── Extracted entries ──
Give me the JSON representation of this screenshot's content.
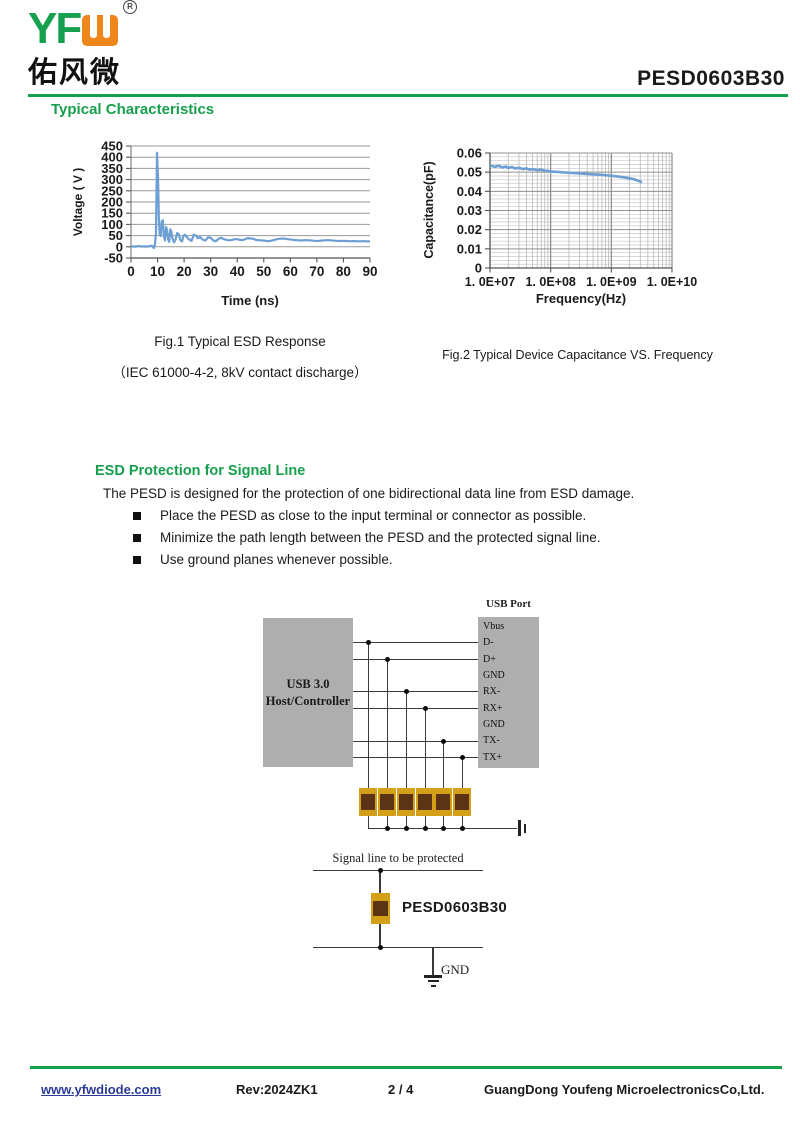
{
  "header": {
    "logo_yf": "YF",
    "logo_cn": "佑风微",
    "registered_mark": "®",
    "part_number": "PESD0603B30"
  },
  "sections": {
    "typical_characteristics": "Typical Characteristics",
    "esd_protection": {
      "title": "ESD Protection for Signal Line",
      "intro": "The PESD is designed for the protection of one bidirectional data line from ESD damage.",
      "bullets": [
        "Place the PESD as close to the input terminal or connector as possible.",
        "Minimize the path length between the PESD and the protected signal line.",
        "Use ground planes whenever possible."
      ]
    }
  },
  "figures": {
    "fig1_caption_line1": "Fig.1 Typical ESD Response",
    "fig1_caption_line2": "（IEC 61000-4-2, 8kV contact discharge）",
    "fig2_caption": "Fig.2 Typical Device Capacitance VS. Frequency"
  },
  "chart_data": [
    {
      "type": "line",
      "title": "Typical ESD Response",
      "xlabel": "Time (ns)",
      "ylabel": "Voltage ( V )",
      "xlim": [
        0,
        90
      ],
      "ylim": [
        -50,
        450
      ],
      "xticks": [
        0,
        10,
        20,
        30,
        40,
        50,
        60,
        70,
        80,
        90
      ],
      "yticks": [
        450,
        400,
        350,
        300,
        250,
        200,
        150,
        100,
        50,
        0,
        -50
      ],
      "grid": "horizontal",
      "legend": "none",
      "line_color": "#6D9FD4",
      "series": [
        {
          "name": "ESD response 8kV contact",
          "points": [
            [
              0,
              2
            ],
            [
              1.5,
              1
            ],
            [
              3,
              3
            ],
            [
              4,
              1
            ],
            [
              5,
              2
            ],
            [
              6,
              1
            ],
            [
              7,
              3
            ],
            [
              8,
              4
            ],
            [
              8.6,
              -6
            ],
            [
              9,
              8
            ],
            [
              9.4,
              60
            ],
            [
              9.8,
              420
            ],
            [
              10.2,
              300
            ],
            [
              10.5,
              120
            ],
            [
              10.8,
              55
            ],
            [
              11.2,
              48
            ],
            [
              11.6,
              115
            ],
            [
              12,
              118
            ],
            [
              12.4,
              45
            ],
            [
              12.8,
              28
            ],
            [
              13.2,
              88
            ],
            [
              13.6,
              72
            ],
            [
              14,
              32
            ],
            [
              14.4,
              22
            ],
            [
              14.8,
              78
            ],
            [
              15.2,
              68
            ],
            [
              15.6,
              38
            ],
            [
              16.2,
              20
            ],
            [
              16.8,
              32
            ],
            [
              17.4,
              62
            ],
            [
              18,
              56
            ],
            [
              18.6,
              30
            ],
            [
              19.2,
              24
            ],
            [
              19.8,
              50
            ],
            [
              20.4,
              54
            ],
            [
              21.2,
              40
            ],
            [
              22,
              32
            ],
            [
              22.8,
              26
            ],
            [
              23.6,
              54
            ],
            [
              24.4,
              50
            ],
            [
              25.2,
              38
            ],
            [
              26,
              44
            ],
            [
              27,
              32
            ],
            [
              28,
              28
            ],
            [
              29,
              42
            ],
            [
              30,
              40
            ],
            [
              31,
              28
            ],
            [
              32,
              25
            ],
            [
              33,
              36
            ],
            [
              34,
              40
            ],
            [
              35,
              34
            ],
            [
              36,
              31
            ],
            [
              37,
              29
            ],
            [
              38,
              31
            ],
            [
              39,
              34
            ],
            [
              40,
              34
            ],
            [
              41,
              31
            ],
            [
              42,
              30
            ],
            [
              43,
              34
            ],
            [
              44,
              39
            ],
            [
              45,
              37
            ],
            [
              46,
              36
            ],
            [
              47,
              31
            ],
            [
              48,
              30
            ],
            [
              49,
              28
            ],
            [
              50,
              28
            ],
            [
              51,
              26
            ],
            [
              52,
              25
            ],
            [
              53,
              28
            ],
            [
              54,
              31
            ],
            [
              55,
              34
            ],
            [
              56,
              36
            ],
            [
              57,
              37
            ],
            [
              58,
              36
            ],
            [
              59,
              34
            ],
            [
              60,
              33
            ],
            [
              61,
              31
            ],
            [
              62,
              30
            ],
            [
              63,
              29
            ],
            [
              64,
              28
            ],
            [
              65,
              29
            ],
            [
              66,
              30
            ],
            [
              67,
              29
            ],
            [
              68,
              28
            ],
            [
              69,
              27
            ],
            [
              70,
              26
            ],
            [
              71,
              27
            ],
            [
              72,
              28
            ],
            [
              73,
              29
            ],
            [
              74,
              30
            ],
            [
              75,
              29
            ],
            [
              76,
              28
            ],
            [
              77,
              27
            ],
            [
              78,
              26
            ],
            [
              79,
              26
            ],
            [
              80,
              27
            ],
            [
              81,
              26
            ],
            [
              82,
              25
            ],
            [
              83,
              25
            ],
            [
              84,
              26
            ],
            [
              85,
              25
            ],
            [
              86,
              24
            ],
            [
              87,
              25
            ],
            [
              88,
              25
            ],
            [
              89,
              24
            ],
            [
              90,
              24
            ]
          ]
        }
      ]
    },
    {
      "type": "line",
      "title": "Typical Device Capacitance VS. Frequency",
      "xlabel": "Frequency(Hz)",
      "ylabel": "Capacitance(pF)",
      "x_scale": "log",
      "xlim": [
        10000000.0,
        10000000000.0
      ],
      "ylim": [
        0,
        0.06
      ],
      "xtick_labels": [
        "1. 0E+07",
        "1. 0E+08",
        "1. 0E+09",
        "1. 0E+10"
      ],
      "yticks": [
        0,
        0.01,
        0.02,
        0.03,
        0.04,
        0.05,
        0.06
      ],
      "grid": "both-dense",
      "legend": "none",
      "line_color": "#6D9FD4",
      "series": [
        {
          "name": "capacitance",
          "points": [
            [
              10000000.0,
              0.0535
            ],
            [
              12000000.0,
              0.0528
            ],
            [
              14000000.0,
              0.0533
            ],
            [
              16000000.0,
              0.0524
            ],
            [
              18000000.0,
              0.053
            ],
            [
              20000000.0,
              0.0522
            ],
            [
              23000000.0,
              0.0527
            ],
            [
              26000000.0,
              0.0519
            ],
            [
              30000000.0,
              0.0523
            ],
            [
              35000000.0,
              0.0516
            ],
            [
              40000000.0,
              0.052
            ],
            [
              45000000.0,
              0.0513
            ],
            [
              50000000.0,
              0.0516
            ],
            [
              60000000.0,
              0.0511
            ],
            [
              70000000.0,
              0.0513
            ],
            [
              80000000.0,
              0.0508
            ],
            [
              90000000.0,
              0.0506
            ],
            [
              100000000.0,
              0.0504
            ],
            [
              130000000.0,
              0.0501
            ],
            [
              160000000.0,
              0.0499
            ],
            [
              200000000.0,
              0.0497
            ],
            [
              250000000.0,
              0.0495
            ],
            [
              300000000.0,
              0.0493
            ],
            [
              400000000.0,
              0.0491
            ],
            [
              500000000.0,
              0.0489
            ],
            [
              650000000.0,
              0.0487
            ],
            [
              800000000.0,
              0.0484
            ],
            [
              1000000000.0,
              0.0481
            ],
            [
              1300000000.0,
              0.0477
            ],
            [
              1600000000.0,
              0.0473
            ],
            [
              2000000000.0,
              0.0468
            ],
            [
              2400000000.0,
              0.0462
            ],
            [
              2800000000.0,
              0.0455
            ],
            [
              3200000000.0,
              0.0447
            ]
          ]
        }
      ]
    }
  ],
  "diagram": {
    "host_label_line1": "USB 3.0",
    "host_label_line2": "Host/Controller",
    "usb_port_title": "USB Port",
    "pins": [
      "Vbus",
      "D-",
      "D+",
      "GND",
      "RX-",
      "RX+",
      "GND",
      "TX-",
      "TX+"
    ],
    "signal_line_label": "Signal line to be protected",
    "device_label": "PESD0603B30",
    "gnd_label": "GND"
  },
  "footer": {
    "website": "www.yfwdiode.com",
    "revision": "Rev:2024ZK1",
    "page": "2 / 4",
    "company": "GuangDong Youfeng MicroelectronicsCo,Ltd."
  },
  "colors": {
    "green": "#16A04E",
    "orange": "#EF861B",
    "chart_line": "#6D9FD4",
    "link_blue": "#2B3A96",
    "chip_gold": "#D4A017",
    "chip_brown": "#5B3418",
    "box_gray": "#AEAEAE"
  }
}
───
From the material above, gather all lines that include the string "possible" and copy them.

        "Place the PESD as close to the input terminal or connector as possible.",
        "Use ground planes whenever possible."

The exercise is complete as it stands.